Written task:
Your copy of the material below should match it exactly, except that it holds no pictures.

··· Task material

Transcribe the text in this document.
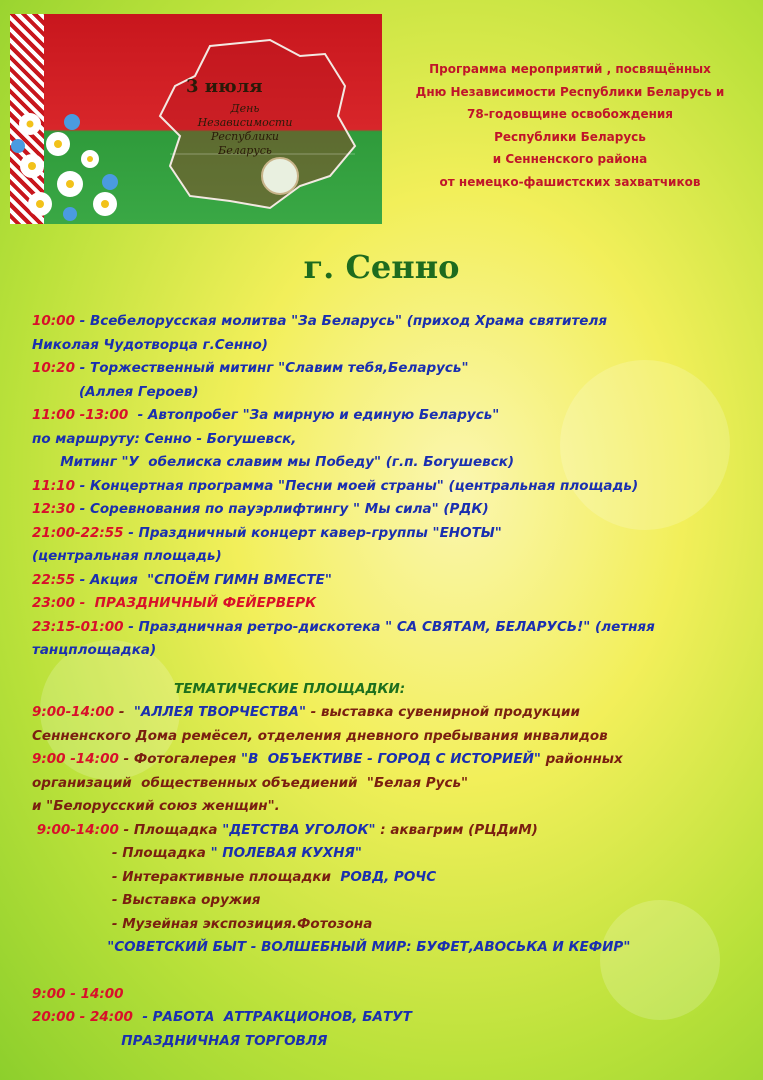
3 июля
День
Независимости
Республики
Беларусь
Программа мероприятий , посвящённых
Дню Независимости Республики Беларусь и
78-годовщине освобождения
Республики Беларусь
и Сенненского района
от немецко-фашистских захватчиков
г. Сенно
10:00 - Всебелорусская молитва "За Беларусь" (приход Храма святителя
Николая Чудотворца г.Сенно)
10:20 - Торжественный митинг "Славим тебя,Беларусь"
(Аллея Героев)
11:00 -13:00  - Автопробег "За мирную и единую Беларусь"
по маршруту: Сенно - Богушевск,
Митинг "У  обелиска славим мы Победу" (г.п. Богушевск)
11:10 - Концертная программа "Песни моей страны" (центральная площадь)
12:30 - Соревнования по пауэрлифтингу " Мы сила" (РДК)
21:00-22:55 - Праздничный концерт кавер-группы "ЕНОТЫ"
(центральная площадь)
22:55 - Акция  "СПОЁМ ГИМН ВМЕСТЕ"
23:00 -  ПРАЗДНИЧНЫЙ ФЕЙЕРВЕРК
23:15-01:00 - Праздничная ретро-дискотека " СА СВЯТАМ, БЕЛАРУСЬ!" (летняя
танцплощадка)
ТЕМАТИЧЕСКИЕ ПЛОЩАДКИ:
9:00-14:00 -  "АЛЛЕЯ ТВОРЧЕСТВА" - выставка сувенирной продукции
Сенненского Дома ремёсел, отделения дневного пребывания инвалидов
9:00 -14:00 - Фотогалерея "В  ОБЪЕКТИВЕ - ГОРОД С ИСТОРИЕЙ" районных
организаций  общественных объедиений  "Белая Русь"
и "Белорусский союз женщин".
9:00-14:00 - Площадка "ДЕТСТВА УГОЛОК" : аквагрим (РЦДиМ)
- Площадка " ПОЛЕВАЯ КУХНЯ"
- Интерактивные площадки  РОВД, РОЧС
- Выставка оружия
- Музейная экспозиция.Фотозона
"СОВЕТСКИЙ БЫТ - ВОЛШЕБНЫЙ МИР: БУФЕТ,АВОСЬКА И КЕФИР"
9:00 - 14:00
20:00 - 24:00  - РАБОТА  АТТРАКЦИОНОВ, БАТУТ
ПРАЗДНИЧНАЯ ТОРГОВЛЯ
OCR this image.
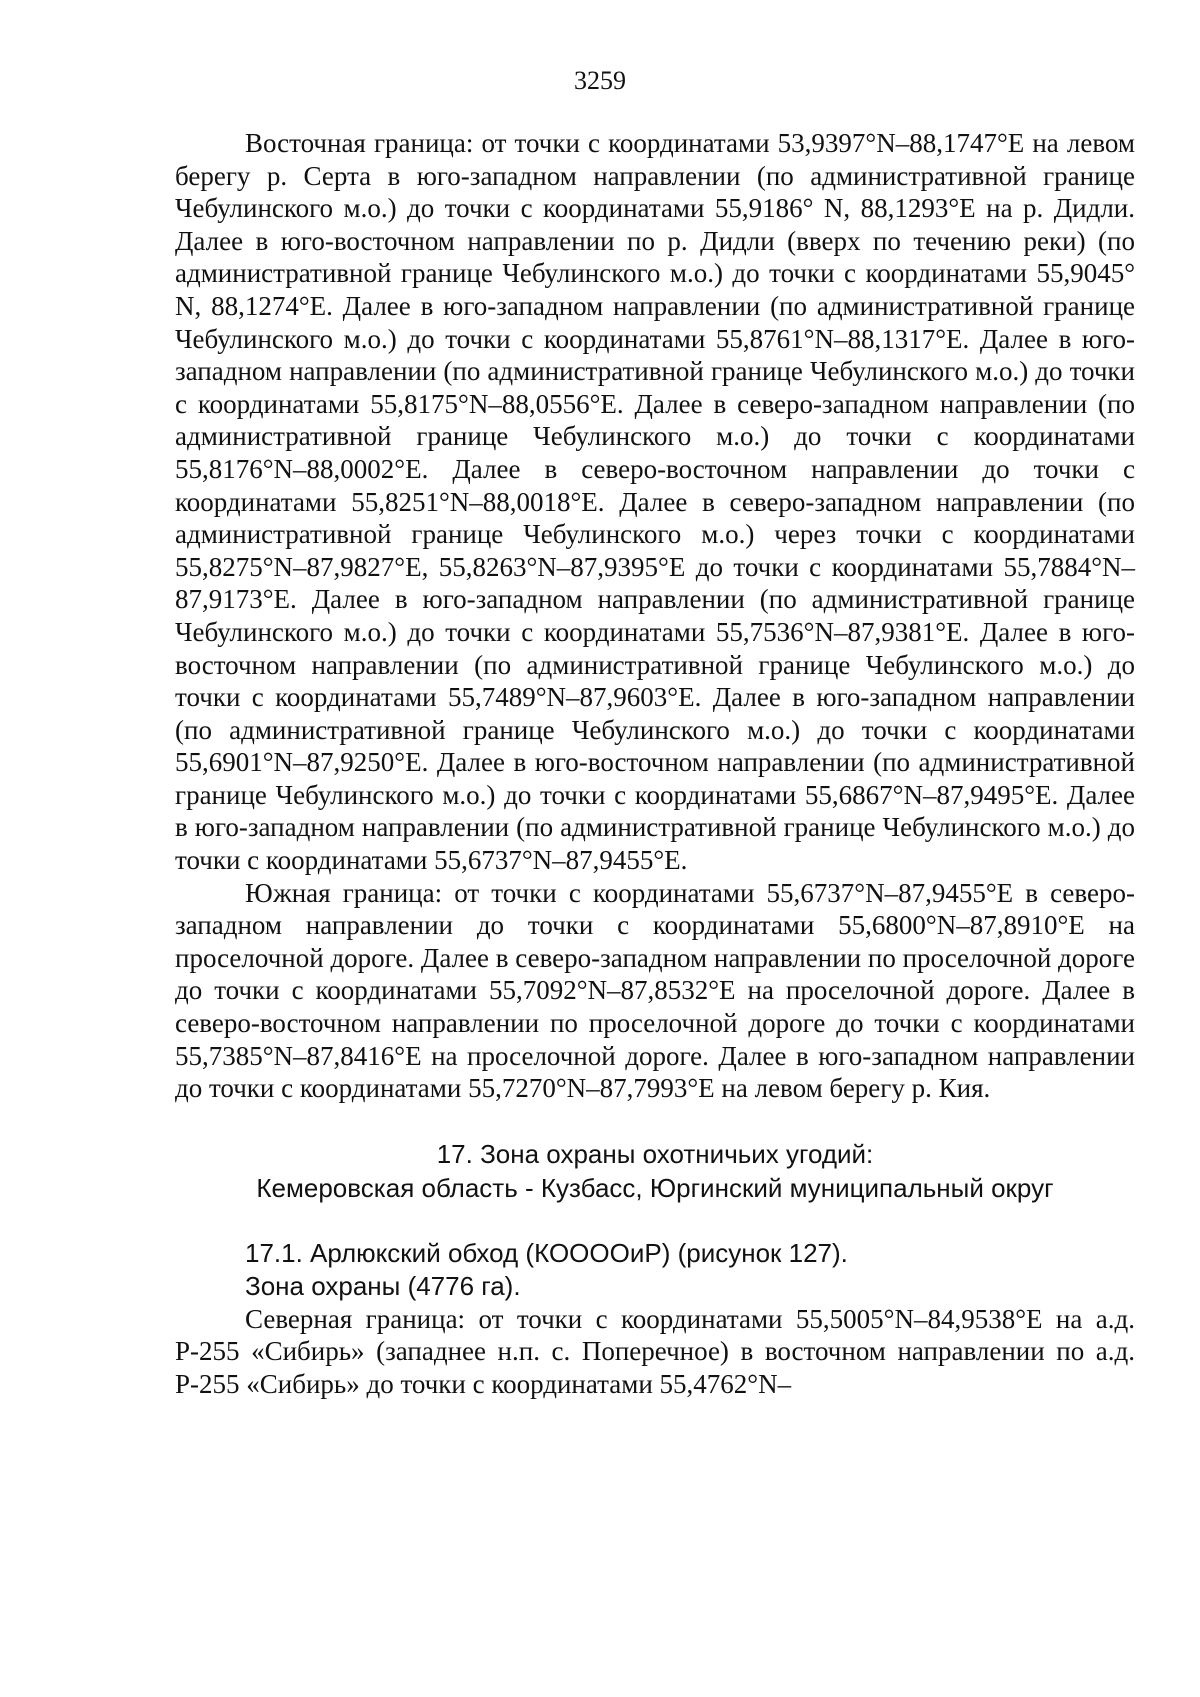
3259

Восточная граница: от точки с координатами 53,9397°N–88,1747°E на левом берегу р. Серта в юго-западном направлении (по административной границе Чебулинского м.о.) до точки с координатами 55,9186° N, 88,1293°E на р. Дидли. Далее в юго-восточном направлении по р. Дидли (вверх по течению реки) (по административной границе Чебулинского м.о.) до точки с координатами 55,9045° N, 88,1274°E. Далее в юго-западном направлении (по административной границе Чебулинского м.о.) до точки с координатами 55,8761°N–88,1317°E. Далее в юго-западном направлении (по административной границе Чебулинского м.о.) до точки с координатами 55,8175°N–88,0556°E. Далее в северо-западном направлении (по административной границе Чебулинского м.о.) до точки с координатами 55,8176°N–88,0002°E. Далее в северо-восточном направлении до точки с координатами 55,8251°N–88,0018°E. Далее в северо-западном направлении (по административной границе Чебулинского м.о.) через точки с координатами 55,8275°N–87,9827°E, 55,8263°N–87,9395°E до точки с координатами 55,7884°N–87,9173°E. Далее в юго-западном направлении (по административной границе Чебулинского м.о.) до точки с координатами 55,7536°N–87,9381°E. Далее в юго-восточном направлении (по административной границе Чебулинского м.о.) до точки с координатами 55,7489°N–87,9603°E. Далее в юго-западном направлении (по административной границе Чебулинского м.о.) до точки с координатами 55,6901°N–87,9250°E. Далее в юго-восточном направлении (по административной границе Чебулинского м.о.) до точки с координатами 55,6867°N–87,9495°E. Далее в юго-западном направлении (по административной границе Чебулинского м.о.) до точки с координатами 55,6737°N–87,9455°E.

Южная граница: от точки с координатами 55,6737°N–87,9455°E в северо-западном направлении до точки с координатами 55,6800°N–87,8910°E на проселочной дороге. Далее в северо-западном направлении по проселочной дороге до точки с координатами 55,7092°N–87,8532°E на проселочной дороге. Далее в северо-восточном направлении по проселочной дороге до точки с координатами 55,7385°N–87,8416°E на проселочной дороге. Далее в юго-западном направлении до точки с координатами 55,7270°N–87,7993°E на левом берегу р. Кия.

17. Зона охраны охотничьих угодий:

Кемеровская область - Кузбасс, Юргинский муниципальный округ

17.1. Арлюкский обход (КООООиР) (рисунок 127).

Зона охраны (4776 га).

Северная граница: от точки с координатами 55,5005°N–84,9538°E на а.д. Р-255 «Сибирь» (западнее н.п. с. Поперечное) в восточном направлении по а.д. Р-255 «Сибирь» до точки с координатами 55,4762°N–
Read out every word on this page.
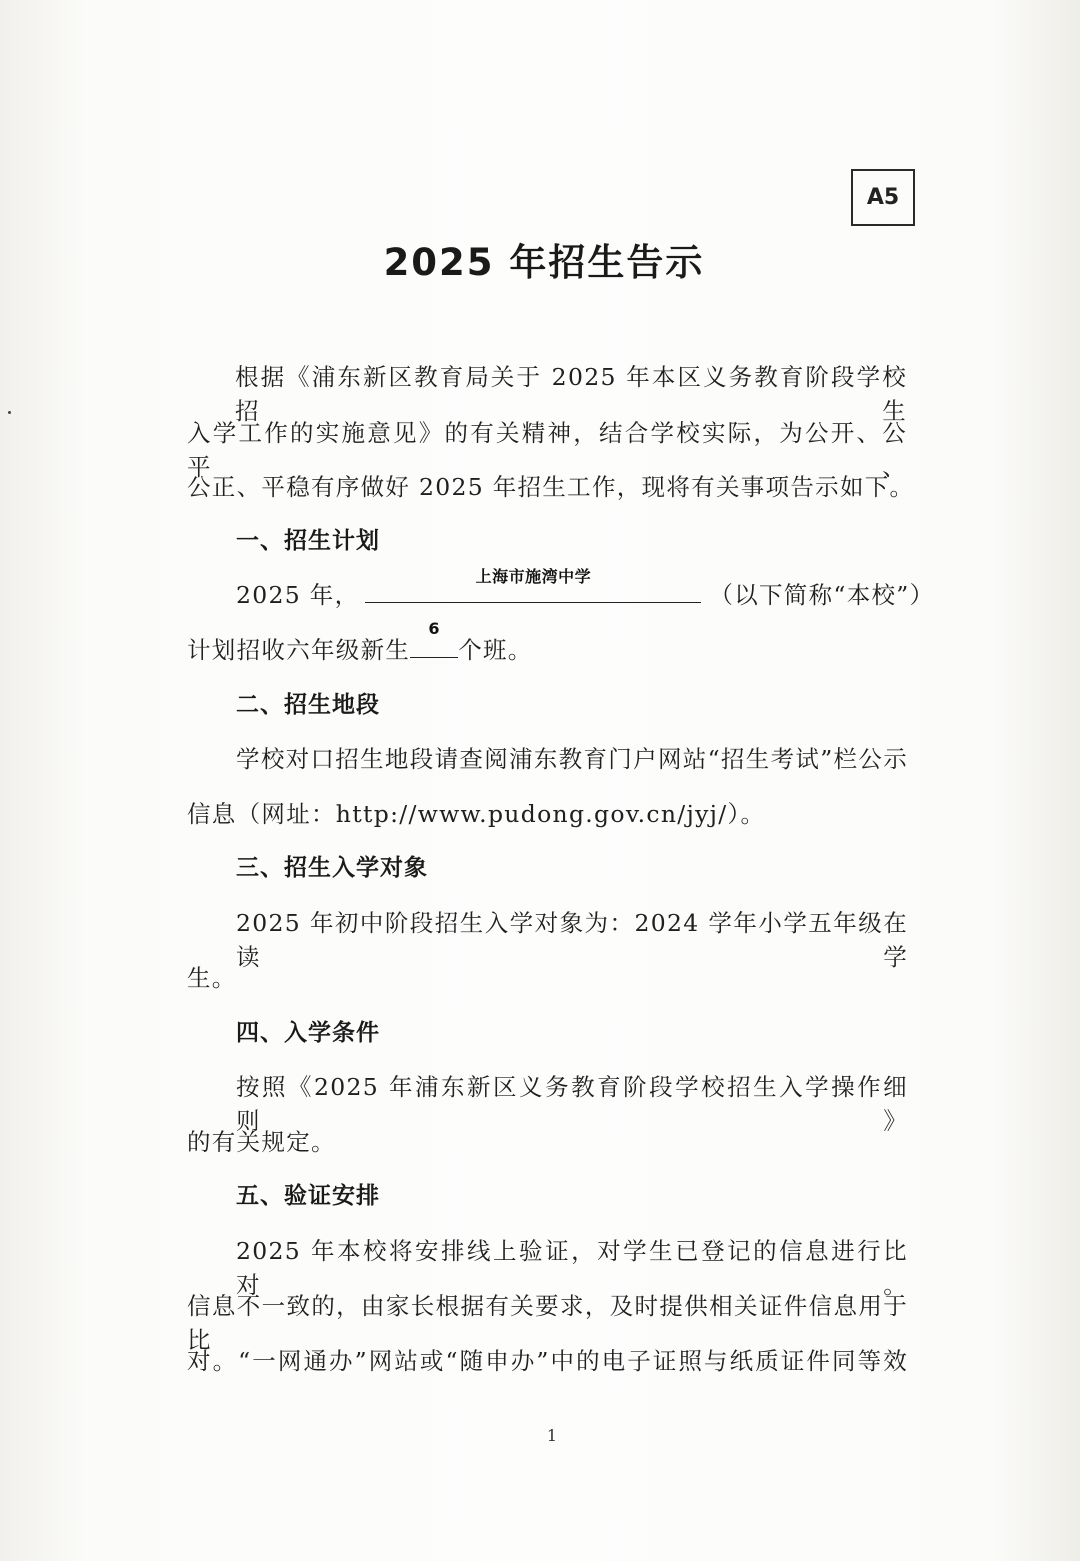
A5
2025 年招生告示
根据《浦东新区教育局关于 2025 年本区义务教育阶段学校招生
入学工作的实施意见》的有关精神，结合学校实际，为公开、公平、
公正、平稳有序做好 2025 年招生工作，现将有关事项告示如下。
一、招生计划
2025 年，
上海市施湾中学
（以下简称“本校”）
计划招收六年级新生
6
个班。
二、招生地段
学校对口招生地段请查阅浦东教育门户网站“招生考试”栏公示
信息（网址：http://www.pudong.gov.cn/jyj/）。
三、招生入学对象
2025 年初中阶段招生入学对象为：2024 学年小学五年级在读学
生。
四、入学条件
按照《2025 年浦东新区义务教育阶段学校招生入学操作细则》
的有关规定。
五、验证安排
2025 年本校将安排线上验证，对学生已登记的信息进行比对。
信息不一致的，由家长根据有关要求，及时提供相关证件信息用于比
对。“一网通办”网站或“随申办”中的电子证照与纸质证件同等效
1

······

Response:
Transcribe the text in this document.
3 июля
День
Независимости
Республики
Беларусь
Программа мероприятий , посвящённых
Дню Независимости Республики Беларусь и
78-годовщине освобождения
Республики Беларусь
и Сенненского района
от немецко-фашистских захватчиков
г. Сенно
10:00 - Всебелорусская молитва "За Беларусь" (приход Храма святителя
Николая Чудотворца г.Сенно)
10:20 - Торжественный митинг "Славим тебя,Беларусь"
(Аллея Героев)
11:00 -13:00  - Автопробег "За мирную и единую Беларусь"
по маршруту: Сенно - Богушевск,
Митинг "У  обелиска славим мы Победу" (г.п. Богушевск)
11:10 - Концертная программа "Песни моей страны" (центральная площадь)
12:30 - Соревнования по пауэрлифтингу " Мы сила" (РДК)
21:00-22:55 - Праздничный концерт кавер-группы "ЕНОТЫ"
(центральная площадь)
22:55 - Акция  "СПОЁМ ГИМН ВМЕСТЕ"
23:00 -  ПРАЗДНИЧНЫЙ ФЕЙЕРВЕРК
23:15-01:00 - Праздничная ретро-дискотека " СА СВЯТАМ, БЕЛАРУСЬ!" (летняя
танцплощадка)
ТЕМАТИЧЕСКИЕ ПЛОЩАДКИ:
9:00-14:00 -  "АЛЛЕЯ ТВОРЧЕСТВА" - выставка сувенирной продукции
Сенненского Дома ремёсел, отделения дневного пребывания инвалидов
9:00 -14:00 - Фотогалерея "В  ОБЪЕКТИВЕ - ГОРОД С ИСТОРИЕЙ" районных
организаций  общественных объедиений  "Белая Русь"
и "Белорусский союз женщин".
9:00-14:00 - Площадка "ДЕТСТВА УГОЛОК" : аквагрим (РЦДиМ)
- Площадка " ПОЛЕВАЯ КУХНЯ"
- Интерактивные площадки  РОВД, РОЧС
- Выставка оружия
- Музейная экспозиция.Фотозона
"СОВЕТСКИЙ БЫТ - ВОЛШЕБНЫЙ МИР: БУФЕТ,АВОСЬКА И КЕФИР"
9:00 - 14:00
20:00 - 24:00  - РАБОТА  АТТРАКЦИОНОВ, БАТУТ
ПРАЗДНИЧНАЯ ТОРГОВЛЯ
OCR this image.
3259

Восточная граница: от точки с координатами 53,9397°N–88,1747°E на левом берегу р. Серта в юго-западном направлении (по административной границе Чебулинского м.о.) до точки с координатами 55,9186° N, 88,1293°E на р. Дидли. Далее в юго-восточном направлении по р. Дидли (вверх по течению реки) (по административной границе Чебулинского м.о.) до точки с координатами 55,9045° N, 88,1274°E. Далее в юго-западном направлении (по административной границе Чебулинского м.о.) до точки с координатами 55,8761°N–88,1317°E. Далее в юго-западном направлении (по административной границе Чебулинского м.о.) до точки с координатами 55,8175°N–88,0556°E. Далее в северо-западном направлении (по административной границе Чебулинского м.о.) до точки с координатами 55,8176°N–88,0002°E. Далее в северо-восточном направлении до точки с координатами 55,8251°N–88,0018°E. Далее в северо-западном направлении (по административной границе Чебулинского м.о.) через точки с координатами 55,8275°N–87,9827°E, 55,8263°N–87,9395°E до точки с координатами 55,7884°N–87,9173°E. Далее в юго-западном направлении (по административной границе Чебулинского м.о.) до точки с координатами 55,7536°N–87,9381°E. Далее в юго-восточном направлении (по административной границе Чебулинского м.о.) до точки с координатами 55,7489°N–87,9603°E. Далее в юго-западном направлении (по административной границе Чебулинского м.о.) до точки с координатами 55,6901°N–87,9250°E. Далее в юго-восточном направлении (по административной границе Чебулинского м.о.) до точки с координатами 55,6867°N–87,9495°E. Далее в юго-западном направлении (по административной границе Чебулинского м.о.) до точки с координатами 55,6737°N–87,9455°E.

Южная граница: от точки с координатами 55,6737°N–87,9455°E в северо-западном направлении до точки с координатами 55,6800°N–87,8910°E на проселочной дороге. Далее в северо-западном направлении по проселочной дороге до точки с координатами 55,7092°N–87,8532°E на проселочной дороге. Далее в северо-восточном направлении по проселочной дороге до точки с координатами 55,7385°N–87,8416°E на проселочной дороге. Далее в юго-западном направлении до точки с координатами 55,7270°N–87,7993°E на левом берегу р. Кия.

17. Зона охраны охотничьих угодий:

Кемеровская область - Кузбасс, Юргинский муниципальный округ

17.1. Арлюкский обход (КООООиР) (рисунок 127).

Зона охраны (4776 га).

Северная граница: от точки с координатами 55,5005°N–84,9538°E на а.д. Р-255 «Сибирь» (западнее н.п. с. Поперечное) в восточном направлении по а.д. Р-255 «Сибирь» до точки с координатами 55,4762°N–
Read out every word on this page.
A5
2025 年招生告示
根据《浦东新区教育局关于 2025 年本区义务教育阶段学校招生
入学工作的实施意见》的有关精神，结合学校实际，为公开、公平、
公正、平稳有序做好 2025 年招生工作，现将有关事项告示如下。
一、招生计划
2025 年，
上海市施湾中学
（以下简称“本校”）
计划招收六年级新生
6
个班。
二、招生地段
学校对口招生地段请查阅浦东教育门户网站“招生考试”栏公示
信息（网址：http://www.pudong.gov.cn/jyj/）。
三、招生入学对象
2025 年初中阶段招生入学对象为：2024 学年小学五年级在读学
生。
四、入学条件
按照《2025 年浦东新区义务教育阶段学校招生入学操作细则》
的有关规定。
五、验证安排
2025 年本校将安排线上验证，对学生已登记的信息进行比对。
信息不一致的，由家长根据有关要求，及时提供相关证件信息用于比
对。“一网通办”网站或“随申办”中的电子证照与纸质证件同等效
1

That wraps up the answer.